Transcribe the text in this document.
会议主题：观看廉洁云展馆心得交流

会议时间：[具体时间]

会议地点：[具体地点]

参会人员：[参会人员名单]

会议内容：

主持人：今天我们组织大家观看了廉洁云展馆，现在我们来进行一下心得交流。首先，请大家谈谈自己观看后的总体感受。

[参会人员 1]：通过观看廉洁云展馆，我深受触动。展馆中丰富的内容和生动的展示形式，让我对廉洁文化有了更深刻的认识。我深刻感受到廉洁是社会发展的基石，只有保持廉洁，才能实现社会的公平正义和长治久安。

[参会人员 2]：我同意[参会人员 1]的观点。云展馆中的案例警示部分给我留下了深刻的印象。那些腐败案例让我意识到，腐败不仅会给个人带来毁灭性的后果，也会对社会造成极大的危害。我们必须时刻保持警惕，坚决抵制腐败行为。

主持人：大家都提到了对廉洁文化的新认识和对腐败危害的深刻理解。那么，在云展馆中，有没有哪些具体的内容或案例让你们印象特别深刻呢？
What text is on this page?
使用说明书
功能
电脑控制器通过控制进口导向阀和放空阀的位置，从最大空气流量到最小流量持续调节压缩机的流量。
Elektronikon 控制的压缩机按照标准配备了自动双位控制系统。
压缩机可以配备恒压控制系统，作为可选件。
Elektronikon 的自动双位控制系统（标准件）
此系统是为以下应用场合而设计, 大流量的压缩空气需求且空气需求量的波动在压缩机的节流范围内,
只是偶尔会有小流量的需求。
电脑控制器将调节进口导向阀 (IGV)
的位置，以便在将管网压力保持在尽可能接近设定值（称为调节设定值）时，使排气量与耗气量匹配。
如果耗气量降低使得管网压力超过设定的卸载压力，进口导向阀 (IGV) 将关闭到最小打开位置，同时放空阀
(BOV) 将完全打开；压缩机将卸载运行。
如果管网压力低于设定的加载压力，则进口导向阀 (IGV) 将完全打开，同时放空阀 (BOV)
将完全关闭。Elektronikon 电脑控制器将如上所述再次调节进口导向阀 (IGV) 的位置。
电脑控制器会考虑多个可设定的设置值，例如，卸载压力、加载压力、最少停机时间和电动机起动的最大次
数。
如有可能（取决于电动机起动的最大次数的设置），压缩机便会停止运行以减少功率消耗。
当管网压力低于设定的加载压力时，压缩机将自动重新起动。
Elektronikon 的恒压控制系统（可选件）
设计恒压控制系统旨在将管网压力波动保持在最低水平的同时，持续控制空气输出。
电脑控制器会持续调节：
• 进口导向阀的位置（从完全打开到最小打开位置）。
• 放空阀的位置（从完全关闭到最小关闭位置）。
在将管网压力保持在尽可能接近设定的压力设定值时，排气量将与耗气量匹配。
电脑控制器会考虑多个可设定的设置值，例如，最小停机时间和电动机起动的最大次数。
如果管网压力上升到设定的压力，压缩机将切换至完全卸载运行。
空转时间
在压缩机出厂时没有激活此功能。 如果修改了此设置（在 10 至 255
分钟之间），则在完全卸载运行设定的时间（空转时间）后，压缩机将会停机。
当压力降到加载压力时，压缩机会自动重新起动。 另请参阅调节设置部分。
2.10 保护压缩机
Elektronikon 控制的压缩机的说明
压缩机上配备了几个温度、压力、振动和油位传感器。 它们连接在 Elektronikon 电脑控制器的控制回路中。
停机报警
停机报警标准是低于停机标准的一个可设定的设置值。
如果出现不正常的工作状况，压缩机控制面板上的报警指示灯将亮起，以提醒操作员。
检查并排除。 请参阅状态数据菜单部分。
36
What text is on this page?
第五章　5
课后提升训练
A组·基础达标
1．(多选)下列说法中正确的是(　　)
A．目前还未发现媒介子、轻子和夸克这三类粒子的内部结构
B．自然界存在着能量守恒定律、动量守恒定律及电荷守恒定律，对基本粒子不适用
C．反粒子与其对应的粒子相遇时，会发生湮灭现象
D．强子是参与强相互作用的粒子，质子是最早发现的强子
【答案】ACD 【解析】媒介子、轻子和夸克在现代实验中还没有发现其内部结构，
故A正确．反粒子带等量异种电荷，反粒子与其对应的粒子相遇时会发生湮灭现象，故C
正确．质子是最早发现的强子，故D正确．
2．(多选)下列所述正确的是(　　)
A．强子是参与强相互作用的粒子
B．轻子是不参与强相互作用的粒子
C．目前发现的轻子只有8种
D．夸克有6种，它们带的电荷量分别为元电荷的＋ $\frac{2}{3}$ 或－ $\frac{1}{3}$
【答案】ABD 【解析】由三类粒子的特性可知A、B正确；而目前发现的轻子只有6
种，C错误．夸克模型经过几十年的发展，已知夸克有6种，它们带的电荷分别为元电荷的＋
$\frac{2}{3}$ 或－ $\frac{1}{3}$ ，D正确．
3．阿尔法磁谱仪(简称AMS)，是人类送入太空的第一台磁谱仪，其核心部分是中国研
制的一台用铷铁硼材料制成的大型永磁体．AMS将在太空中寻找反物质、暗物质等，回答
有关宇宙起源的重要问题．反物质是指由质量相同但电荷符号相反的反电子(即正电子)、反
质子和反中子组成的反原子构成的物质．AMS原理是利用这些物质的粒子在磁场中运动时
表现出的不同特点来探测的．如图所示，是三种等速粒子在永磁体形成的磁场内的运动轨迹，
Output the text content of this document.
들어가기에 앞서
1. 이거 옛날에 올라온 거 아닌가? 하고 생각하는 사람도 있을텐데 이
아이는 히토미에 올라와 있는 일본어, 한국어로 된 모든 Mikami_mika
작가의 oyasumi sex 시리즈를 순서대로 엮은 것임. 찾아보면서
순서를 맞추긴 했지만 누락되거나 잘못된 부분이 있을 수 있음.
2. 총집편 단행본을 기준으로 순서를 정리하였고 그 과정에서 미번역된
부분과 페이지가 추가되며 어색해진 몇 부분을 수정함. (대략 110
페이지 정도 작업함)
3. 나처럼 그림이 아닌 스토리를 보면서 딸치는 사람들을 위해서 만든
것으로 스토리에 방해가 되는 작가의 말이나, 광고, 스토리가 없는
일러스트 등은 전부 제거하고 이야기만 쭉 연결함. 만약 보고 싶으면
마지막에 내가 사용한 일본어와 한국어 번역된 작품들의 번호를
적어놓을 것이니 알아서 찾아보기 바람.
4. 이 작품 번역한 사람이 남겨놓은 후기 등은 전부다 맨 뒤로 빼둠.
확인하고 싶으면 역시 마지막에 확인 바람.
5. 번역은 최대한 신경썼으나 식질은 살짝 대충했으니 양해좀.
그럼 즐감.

----

| REQUIRED WORK |
The listing above must be transcribed exactly, line by line.

| RESULT FOR THIS TASK |
Transcribe the text in this document.
会议主题：观看廉洁云展馆心得交流

会议时间：[具体时间]

会议地点：[具体地点]

参会人员：[参会人员名单]

会议内容：

主持人：今天我们组织大家观看了廉洁云展馆，现在我们来进行一下心得交流。首先，请大家谈谈自己观看后的总体感受。

[参会人员 1]：通过观看廉洁云展馆，我深受触动。展馆中丰富的内容和生动的展示形式，让我对廉洁文化有了更深刻的认识。我深刻感受到廉洁是社会发展的基石，只有保持廉洁，才能实现社会的公平正义和长治久安。

[参会人员 2]：我同意[参会人员 1]的观点。云展馆中的案例警示部分给我留下了深刻的印象。那些腐败案例让我意识到，腐败不仅会给个人带来毁灭性的后果，也会对社会造成极大的危害。我们必须时刻保持警惕，坚决抵制腐败行为。

主持人：大家都提到了对廉洁文化的新认识和对腐败危害的深刻理解。那么，在云展馆中，有没有哪些具体的内容或案例让你们印象特别深刻呢？
What text is on this page?
使用说明书
功能
电脑控制器通过控制进口导向阀和放空阀的位置，从最大空气流量到最小流量持续调节压缩机的流量。
Elektronikon 控制的压缩机按照标准配备了自动双位控制系统。
压缩机可以配备恒压控制系统，作为可选件。
Elektronikon 的自动双位控制系统（标准件）
此系统是为以下应用场合而设计, 大流量的压缩空气需求且空气需求量的波动在压缩机的节流范围内,
只是偶尔会有小流量的需求。
电脑控制器将调节进口导向阀 (IGV)
的位置，以便在将管网压力保持在尽可能接近设定值（称为调节设定值）时，使排气量与耗气量匹配。
如果耗气量降低使得管网压力超过设定的卸载压力，进口导向阀 (IGV) 将关闭到最小打开位置，同时放空阀
(BOV) 将完全打开；压缩机将卸载运行。
如果管网压力低于设定的加载压力，则进口导向阀 (IGV) 将完全打开，同时放空阀 (BOV)
将完全关闭。Elektronikon 电脑控制器将如上所述再次调节进口导向阀 (IGV) 的位置。
电脑控制器会考虑多个可设定的设置值，例如，卸载压力、加载压力、最少停机时间和电动机起动的最大次
数。
如有可能（取决于电动机起动的最大次数的设置），压缩机便会停止运行以减少功率消耗。
当管网压力低于设定的加载压力时，压缩机将自动重新起动。
Elektronikon 的恒压控制系统（可选件）
设计恒压控制系统旨在将管网压力波动保持在最低水平的同时，持续控制空气输出。
电脑控制器会持续调节：
• 进口导向阀的位置（从完全打开到最小打开位置）。
• 放空阀的位置（从完全关闭到最小关闭位置）。
在将管网压力保持在尽可能接近设定的压力设定值时，排气量将与耗气量匹配。
电脑控制器会考虑多个可设定的设置值，例如，最小停机时间和电动机起动的最大次数。
如果管网压力上升到设定的压力，压缩机将切换至完全卸载运行。
空转时间
在压缩机出厂时没有激活此功能。 如果修改了此设置（在 10 至 255
分钟之间），则在完全卸载运行设定的时间（空转时间）后，压缩机将会停机。
当压力降到加载压力时，压缩机会自动重新起动。 另请参阅调节设置部分。
2.10 保护压缩机
Elektronikon 控制的压缩机的说明
压缩机上配备了几个温度、压力、振动和油位传感器。 它们连接在 Elektronikon 电脑控制器的控制回路中。
停机报警
停机报警标准是低于停机标准的一个可设定的设置值。
如果出现不正常的工作状况，压缩机控制面板上的报警指示灯将亮起，以提醒操作员。
检查并排除。 请参阅状态数据菜单部分。
36
What text is on this page?
第五章　5
课后提升训练
A组·基础达标
1．(多选)下列说法中正确的是(　　)
A．目前还未发现媒介子、轻子和夸克这三类粒子的内部结构
B．自然界存在着能量守恒定律、动量守恒定律及电荷守恒定律，对基本粒子不适用
C．反粒子与其对应的粒子相遇时，会发生湮灭现象
D．强子是参与强相互作用的粒子，质子是最早发现的强子
【答案】ACD 【解析】媒介子、轻子和夸克在现代实验中还没有发现其内部结构，
故A正确．反粒子带等量异种电荷，反粒子与其对应的粒子相遇时会发生湮灭现象，故C
正确．质子是最早发现的强子，故D正确．
2．(多选)下列所述正确的是(　　)
A．强子是参与强相互作用的粒子
B．轻子是不参与强相互作用的粒子
C．目前发现的轻子只有8种
D．夸克有6种，它们带的电荷量分别为元电荷的＋ $\frac{2}{3}$ 或－ $\frac{1}{3}$
【答案】ABD 【解析】由三类粒子的特性可知A、B正确；而目前发现的轻子只有6
种，C错误．夸克模型经过几十年的发展，已知夸克有6种，它们带的电荷分别为元电荷的＋
$\frac{2}{3}$ 或－ $\frac{1}{3}$ ，D正确．
3．阿尔法磁谱仪(简称AMS)，是人类送入太空的第一台磁谱仪，其核心部分是中国研
制的一台用铷铁硼材料制成的大型永磁体．AMS将在太空中寻找反物质、暗物质等，回答
有关宇宙起源的重要问题．反物质是指由质量相同但电荷符号相反的反电子(即正电子)、反
质子和反中子组成的反原子构成的物质．AMS原理是利用这些物质的粒子在磁场中运动时
表现出的不同特点来探测的．如图所示，是三种等速粒子在永磁体形成的磁场内的运动轨迹，
Output the text content of this document.
들어가기에 앞서
1. 이거 옛날에 올라온 거 아닌가? 하고 생각하는 사람도 있을텐데 이
아이는 히토미에 올라와 있는 일본어, 한국어로 된 모든 Mikami_mika
작가의 oyasumi sex 시리즈를 순서대로 엮은 것임. 찾아보면서
순서를 맞추긴 했지만 누락되거나 잘못된 부분이 있을 수 있음.
2. 총집편 단행본을 기준으로 순서를 정리하였고 그 과정에서 미번역된
부분과 페이지가 추가되며 어색해진 몇 부분을 수정함. (대략 110
페이지 정도 작업함)
3. 나처럼 그림이 아닌 스토리를 보면서 딸치는 사람들을 위해서 만든
것으로 스토리에 방해가 되는 작가의 말이나, 광고, 스토리가 없는
일러스트 등은 전부 제거하고 이야기만 쭉 연결함. 만약 보고 싶으면
마지막에 내가 사용한 일본어와 한국어 번역된 작품들의 번호를
적어놓을 것이니 알아서 찾아보기 바람.
4. 이 작품 번역한 사람이 남겨놓은 후기 등은 전부다 맨 뒤로 빼둠.
확인하고 싶으면 역시 마지막에 확인 바람.
5. 번역은 최대한 신경썼으나 식질은 살짝 대충했으니 양해좀.
그럼 즐감.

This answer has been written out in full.